## What the task asks:
Copy every one of the rows below word for word.

## Extracted records:
[start]
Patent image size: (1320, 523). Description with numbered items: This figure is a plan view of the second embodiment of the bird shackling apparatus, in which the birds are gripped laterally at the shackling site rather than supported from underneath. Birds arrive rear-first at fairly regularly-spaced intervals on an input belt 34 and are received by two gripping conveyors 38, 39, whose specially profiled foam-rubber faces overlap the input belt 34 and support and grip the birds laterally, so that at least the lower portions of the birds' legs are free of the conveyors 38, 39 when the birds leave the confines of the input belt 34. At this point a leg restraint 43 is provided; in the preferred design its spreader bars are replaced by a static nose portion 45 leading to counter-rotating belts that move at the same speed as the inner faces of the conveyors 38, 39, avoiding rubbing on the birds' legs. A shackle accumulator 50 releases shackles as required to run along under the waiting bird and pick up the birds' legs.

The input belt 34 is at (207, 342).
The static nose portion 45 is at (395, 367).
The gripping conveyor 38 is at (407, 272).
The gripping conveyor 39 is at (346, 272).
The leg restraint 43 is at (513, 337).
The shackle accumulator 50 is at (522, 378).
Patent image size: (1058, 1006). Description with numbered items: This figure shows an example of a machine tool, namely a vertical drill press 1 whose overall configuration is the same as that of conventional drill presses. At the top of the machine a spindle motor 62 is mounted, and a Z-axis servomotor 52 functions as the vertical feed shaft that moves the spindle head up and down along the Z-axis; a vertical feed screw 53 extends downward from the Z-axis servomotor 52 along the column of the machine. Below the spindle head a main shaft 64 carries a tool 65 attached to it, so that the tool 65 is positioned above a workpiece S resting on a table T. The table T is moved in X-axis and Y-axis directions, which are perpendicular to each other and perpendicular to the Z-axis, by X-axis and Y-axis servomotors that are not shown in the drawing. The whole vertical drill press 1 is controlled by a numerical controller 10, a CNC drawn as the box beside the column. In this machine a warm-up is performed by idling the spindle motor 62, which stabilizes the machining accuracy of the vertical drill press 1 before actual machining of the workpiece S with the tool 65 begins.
[end]
## Full solution:
Patent image size: (1320, 523). Description with numbered items: This figure is a plan view of the second embodiment of the bird shackling apparatus, in which the birds are gripped laterally at the shackling site rather than supported from underneath. Birds arrive rear-first at fairly regularly-spaced intervals on an input belt 34 and are received by two gripping conveyors 38, 39, whose specially profiled foam-rubber faces overlap the input belt 34 and support and grip the birds laterally, so that at least the lower portions of the birds' legs are free of the conveyors 38, 39 when the birds leave the confines of the input belt 34. At this point a leg restraint 43 is provided; in the preferred design its spreader bars are replaced by a static nose portion 45 leading to counter-rotating belts that move at the same speed as the inner faces of the conveyors 38, 39, avoiding rubbing on the birds' legs. A shackle accumulator 50 releases shackles as required to run along under the waiting bird and pick up the birds' legs.

The input belt 34 is at (207, 342).
The static nose portion 45 is at (395, 367).
The gripping conveyor 38 is at (407, 272).
The gripping conveyor 39 is at (346, 272).
The leg restraint 43 is at (513, 337).
The shackle accumulator 50 is at (522, 378).
Patent image size: (1058, 1006). Description with numbered items: This figure shows an example of a machine tool, namely a vertical drill press 1 whose overall configuration is the same as that of conventional drill presses. At the top of the machine a spindle motor 62 is mounted, and a Z-axis servomotor 52 functions as the vertical feed shaft that moves the spindle head up and down along the Z-axis; a vertical feed screw 53 extends downward from the Z-axis servomotor 52 along the column of the machine. Below the spindle head a main shaft 64 carries a tool 65 attached to it, so that the tool 65 is positioned above a workpiece S resting on a table T. The table T is moved in X-axis and Y-axis directions, which are perpendicular to each other and perpendicular to the Z-axis, by X-axis and Y-axis servomotors that are not shown in the drawing. The whole vertical drill press 1 is controlled by a numerical controller 10, a CNC drawn as the box beside the column. In this machine a warm-up is performed by idling the spindle motor 62, which stabilizes the machining accuracy of the vertical drill press 1 before actual machining of the workpiece S with the tool 65 begins.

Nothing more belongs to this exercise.